Return all lines from the listing below in which the string "title" occurs.

..........

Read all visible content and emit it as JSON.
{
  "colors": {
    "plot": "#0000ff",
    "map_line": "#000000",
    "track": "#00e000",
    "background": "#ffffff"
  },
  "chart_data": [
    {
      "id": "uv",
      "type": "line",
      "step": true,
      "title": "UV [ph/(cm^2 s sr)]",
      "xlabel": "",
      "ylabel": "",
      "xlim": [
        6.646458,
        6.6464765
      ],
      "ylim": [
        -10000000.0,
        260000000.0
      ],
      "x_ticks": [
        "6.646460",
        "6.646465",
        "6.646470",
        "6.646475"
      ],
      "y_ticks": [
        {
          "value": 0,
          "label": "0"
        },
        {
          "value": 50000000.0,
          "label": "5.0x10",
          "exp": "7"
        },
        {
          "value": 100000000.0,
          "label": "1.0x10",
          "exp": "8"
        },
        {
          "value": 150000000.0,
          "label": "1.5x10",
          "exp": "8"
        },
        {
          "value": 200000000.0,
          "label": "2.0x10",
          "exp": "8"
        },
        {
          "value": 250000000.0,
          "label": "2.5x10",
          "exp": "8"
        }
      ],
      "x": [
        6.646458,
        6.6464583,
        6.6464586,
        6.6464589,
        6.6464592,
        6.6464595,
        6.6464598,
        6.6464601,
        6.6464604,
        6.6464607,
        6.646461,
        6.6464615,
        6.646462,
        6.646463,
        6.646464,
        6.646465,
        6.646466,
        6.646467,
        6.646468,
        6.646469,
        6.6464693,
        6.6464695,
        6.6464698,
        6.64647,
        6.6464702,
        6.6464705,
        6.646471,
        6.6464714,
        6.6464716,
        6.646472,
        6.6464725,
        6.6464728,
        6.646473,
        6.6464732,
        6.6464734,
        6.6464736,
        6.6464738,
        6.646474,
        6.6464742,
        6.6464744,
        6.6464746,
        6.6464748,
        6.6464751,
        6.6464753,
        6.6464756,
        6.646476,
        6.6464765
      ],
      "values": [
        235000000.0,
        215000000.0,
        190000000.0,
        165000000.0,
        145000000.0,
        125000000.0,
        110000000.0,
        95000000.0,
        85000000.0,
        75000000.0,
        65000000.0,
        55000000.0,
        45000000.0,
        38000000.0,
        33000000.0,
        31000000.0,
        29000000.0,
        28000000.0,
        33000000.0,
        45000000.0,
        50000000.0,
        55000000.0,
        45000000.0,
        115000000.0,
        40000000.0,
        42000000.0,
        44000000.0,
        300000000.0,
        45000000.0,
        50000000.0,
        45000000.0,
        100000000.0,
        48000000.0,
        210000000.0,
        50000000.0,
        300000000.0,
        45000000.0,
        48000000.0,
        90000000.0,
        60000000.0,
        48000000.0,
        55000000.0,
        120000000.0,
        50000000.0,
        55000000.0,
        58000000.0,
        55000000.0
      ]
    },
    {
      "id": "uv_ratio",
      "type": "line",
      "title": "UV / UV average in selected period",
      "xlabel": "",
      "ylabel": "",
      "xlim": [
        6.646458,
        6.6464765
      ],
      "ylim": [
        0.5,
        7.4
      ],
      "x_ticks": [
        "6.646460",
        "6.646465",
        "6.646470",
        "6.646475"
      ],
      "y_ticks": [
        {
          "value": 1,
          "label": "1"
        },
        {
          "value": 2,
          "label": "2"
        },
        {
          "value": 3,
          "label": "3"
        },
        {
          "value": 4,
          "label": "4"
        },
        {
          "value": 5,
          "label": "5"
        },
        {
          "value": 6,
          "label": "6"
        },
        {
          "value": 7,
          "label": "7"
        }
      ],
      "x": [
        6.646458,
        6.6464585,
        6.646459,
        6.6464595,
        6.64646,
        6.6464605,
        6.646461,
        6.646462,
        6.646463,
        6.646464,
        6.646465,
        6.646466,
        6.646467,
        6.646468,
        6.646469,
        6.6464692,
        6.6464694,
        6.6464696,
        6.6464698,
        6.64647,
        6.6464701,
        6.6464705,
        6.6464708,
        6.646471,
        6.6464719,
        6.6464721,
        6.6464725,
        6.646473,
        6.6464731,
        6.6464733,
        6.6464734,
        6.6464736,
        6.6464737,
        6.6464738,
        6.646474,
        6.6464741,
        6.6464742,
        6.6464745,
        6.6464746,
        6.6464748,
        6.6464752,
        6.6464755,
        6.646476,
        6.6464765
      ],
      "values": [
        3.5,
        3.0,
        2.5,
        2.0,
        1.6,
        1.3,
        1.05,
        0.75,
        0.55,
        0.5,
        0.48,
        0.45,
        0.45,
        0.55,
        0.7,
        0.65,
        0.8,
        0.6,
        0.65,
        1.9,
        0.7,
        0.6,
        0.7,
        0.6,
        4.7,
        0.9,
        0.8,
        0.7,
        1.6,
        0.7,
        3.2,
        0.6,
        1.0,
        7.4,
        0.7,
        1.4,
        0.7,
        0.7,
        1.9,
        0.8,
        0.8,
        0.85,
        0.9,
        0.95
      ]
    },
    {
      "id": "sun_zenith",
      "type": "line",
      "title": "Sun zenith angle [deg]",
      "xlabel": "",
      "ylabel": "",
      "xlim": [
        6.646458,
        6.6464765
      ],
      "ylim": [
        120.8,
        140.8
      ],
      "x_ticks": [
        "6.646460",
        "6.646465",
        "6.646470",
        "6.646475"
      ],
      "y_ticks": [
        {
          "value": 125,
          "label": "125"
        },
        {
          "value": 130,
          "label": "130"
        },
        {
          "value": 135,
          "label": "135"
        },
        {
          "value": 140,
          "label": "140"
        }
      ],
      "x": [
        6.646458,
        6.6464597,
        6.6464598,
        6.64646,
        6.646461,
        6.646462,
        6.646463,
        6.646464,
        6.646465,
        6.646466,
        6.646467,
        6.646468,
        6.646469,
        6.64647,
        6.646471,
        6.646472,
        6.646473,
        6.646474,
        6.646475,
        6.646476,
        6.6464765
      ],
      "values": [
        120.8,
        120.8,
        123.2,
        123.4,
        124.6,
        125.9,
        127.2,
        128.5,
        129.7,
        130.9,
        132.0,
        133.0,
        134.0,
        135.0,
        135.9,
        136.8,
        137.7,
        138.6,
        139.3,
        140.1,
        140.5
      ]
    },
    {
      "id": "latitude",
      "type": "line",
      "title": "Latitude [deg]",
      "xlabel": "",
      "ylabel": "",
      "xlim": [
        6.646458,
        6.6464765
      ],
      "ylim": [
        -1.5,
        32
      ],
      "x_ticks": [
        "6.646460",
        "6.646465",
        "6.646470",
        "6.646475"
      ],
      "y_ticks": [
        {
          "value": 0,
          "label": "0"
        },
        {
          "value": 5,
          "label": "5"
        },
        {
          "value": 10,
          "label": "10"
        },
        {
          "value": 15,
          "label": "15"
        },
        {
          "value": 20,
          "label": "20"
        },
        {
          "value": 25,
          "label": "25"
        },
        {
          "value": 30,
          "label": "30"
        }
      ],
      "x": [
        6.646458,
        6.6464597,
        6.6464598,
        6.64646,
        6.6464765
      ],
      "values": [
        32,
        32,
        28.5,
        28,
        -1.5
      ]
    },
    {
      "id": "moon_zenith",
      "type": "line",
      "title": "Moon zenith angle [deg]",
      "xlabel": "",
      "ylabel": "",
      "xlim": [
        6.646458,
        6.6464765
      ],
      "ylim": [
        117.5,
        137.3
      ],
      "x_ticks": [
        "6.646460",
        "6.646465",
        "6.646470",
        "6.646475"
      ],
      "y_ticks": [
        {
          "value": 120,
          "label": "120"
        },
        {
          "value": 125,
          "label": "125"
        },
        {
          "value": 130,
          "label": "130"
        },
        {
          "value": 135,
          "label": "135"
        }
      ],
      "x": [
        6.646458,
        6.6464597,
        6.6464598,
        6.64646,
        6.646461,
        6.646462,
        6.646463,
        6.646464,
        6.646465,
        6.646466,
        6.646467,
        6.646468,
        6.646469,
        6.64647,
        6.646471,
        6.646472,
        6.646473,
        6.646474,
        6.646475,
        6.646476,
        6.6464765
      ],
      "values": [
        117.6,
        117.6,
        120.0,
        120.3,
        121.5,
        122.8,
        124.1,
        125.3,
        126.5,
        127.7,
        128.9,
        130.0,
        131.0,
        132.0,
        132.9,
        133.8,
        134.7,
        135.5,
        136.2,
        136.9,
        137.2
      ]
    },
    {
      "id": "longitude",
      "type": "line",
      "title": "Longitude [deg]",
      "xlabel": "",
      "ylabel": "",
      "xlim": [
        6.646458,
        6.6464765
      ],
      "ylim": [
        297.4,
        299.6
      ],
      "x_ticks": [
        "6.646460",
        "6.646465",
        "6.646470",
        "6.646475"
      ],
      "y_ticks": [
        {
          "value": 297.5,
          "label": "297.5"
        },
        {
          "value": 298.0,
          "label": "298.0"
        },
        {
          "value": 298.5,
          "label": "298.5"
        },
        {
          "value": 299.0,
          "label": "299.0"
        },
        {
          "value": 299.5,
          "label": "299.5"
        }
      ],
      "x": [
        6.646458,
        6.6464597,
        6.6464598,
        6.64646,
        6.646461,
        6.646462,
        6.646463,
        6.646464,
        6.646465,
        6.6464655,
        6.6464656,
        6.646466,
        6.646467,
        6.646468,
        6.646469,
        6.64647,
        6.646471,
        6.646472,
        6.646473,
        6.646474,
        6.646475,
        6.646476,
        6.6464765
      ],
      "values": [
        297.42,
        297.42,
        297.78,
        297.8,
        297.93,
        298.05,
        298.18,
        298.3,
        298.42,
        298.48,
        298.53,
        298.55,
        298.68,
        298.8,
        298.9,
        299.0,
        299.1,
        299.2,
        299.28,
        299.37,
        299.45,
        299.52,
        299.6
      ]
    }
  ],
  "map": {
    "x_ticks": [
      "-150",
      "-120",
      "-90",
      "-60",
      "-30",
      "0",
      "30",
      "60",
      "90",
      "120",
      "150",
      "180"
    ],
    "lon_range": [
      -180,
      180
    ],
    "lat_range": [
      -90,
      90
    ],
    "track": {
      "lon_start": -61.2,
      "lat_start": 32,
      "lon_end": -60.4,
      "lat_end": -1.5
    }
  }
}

..........

### Written solution
      "title": "UV [ph/(cm^2 s sr)]",
      "title": "UV / UV average in selected period",
      "title": "Sun zenith angle [deg]",
      "title": "Latitude [deg]",
      "title": "Moon zenith angle [deg]",
      "title": "Longitude [deg]",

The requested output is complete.